Aim — Could you reproduce every line of the records below, swapping "preview-line" for "preview-text-row" wherever it occurs and leaving everything else unchanged?

Recorded data —
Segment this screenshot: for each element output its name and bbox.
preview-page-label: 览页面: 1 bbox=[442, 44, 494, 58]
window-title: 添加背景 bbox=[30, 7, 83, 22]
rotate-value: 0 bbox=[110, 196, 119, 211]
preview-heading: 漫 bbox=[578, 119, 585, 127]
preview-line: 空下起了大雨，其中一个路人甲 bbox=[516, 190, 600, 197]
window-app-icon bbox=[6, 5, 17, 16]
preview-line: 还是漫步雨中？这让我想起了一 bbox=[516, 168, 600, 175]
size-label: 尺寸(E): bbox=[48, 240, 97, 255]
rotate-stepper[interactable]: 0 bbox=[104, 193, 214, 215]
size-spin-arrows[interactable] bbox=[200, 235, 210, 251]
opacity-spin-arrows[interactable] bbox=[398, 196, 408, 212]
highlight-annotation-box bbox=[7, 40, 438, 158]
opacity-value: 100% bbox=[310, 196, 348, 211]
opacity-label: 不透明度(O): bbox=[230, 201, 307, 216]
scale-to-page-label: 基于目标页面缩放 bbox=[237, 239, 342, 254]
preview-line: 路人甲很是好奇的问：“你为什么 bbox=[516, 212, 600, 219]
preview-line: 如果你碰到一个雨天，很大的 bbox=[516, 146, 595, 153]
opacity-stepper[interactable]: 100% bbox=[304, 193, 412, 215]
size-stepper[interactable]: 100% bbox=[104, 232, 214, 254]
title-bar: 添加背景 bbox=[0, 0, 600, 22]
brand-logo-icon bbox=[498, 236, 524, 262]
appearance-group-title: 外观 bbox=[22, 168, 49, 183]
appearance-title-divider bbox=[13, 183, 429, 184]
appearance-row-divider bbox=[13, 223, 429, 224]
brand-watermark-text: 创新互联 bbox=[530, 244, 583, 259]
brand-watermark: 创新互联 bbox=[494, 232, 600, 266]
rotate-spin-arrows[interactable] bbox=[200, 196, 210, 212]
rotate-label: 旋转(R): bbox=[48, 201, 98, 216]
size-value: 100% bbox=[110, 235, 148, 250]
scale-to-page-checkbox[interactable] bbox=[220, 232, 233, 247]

Result for this task —
Segment this screenshot: for each element output its name and bbox.
preview-page-label: 览页面: 1 bbox=[442, 44, 494, 58]
window-title: 添加背景 bbox=[30, 7, 83, 22]
rotate-value: 0 bbox=[110, 196, 119, 211]
preview-heading: 漫 bbox=[578, 119, 585, 127]
preview-text-row: 空下起了大雨，其中一个路人甲 bbox=[516, 190, 600, 197]
window-app-icon bbox=[6, 5, 17, 16]
preview-text-row: 还是漫步雨中？这让我想起了一 bbox=[516, 168, 600, 175]
size-label: 尺寸(E): bbox=[48, 240, 97, 255]
rotate-stepper[interactable]: 0 bbox=[104, 193, 214, 215]
size-spin-arrows[interactable] bbox=[200, 235, 210, 251]
opacity-spin-arrows[interactable] bbox=[398, 196, 408, 212]
highlight-annotation-box bbox=[7, 40, 438, 158]
opacity-value: 100% bbox=[310, 196, 348, 211]
opacity-label: 不透明度(O): bbox=[230, 201, 307, 216]
scale-to-page-label: 基于目标页面缩放 bbox=[237, 239, 342, 254]
preview-text-row: 路人甲很是好奇的问：“你为什么 bbox=[516, 212, 600, 219]
preview-text-row: 如果你碰到一个雨天，很大的 bbox=[516, 146, 595, 153]
opacity-stepper[interactable]: 100% bbox=[304, 193, 412, 215]
size-stepper[interactable]: 100% bbox=[104, 232, 214, 254]
title-bar: 添加背景 bbox=[0, 0, 600, 22]
brand-logo-icon bbox=[498, 236, 524, 262]
appearance-group-title: 外观 bbox=[22, 168, 49, 183]
appearance-title-divider bbox=[13, 183, 429, 184]
appearance-row-divider bbox=[13, 223, 429, 224]
brand-watermark-text: 创新互联 bbox=[530, 244, 583, 259]
brand-watermark: 创新互联 bbox=[494, 232, 600, 266]
rotate-spin-arrows[interactable] bbox=[200, 196, 210, 212]
rotate-label: 旋转(R): bbox=[48, 201, 98, 216]
size-value: 100% bbox=[110, 235, 148, 250]
scale-to-page-checkbox[interactable] bbox=[220, 232, 233, 247]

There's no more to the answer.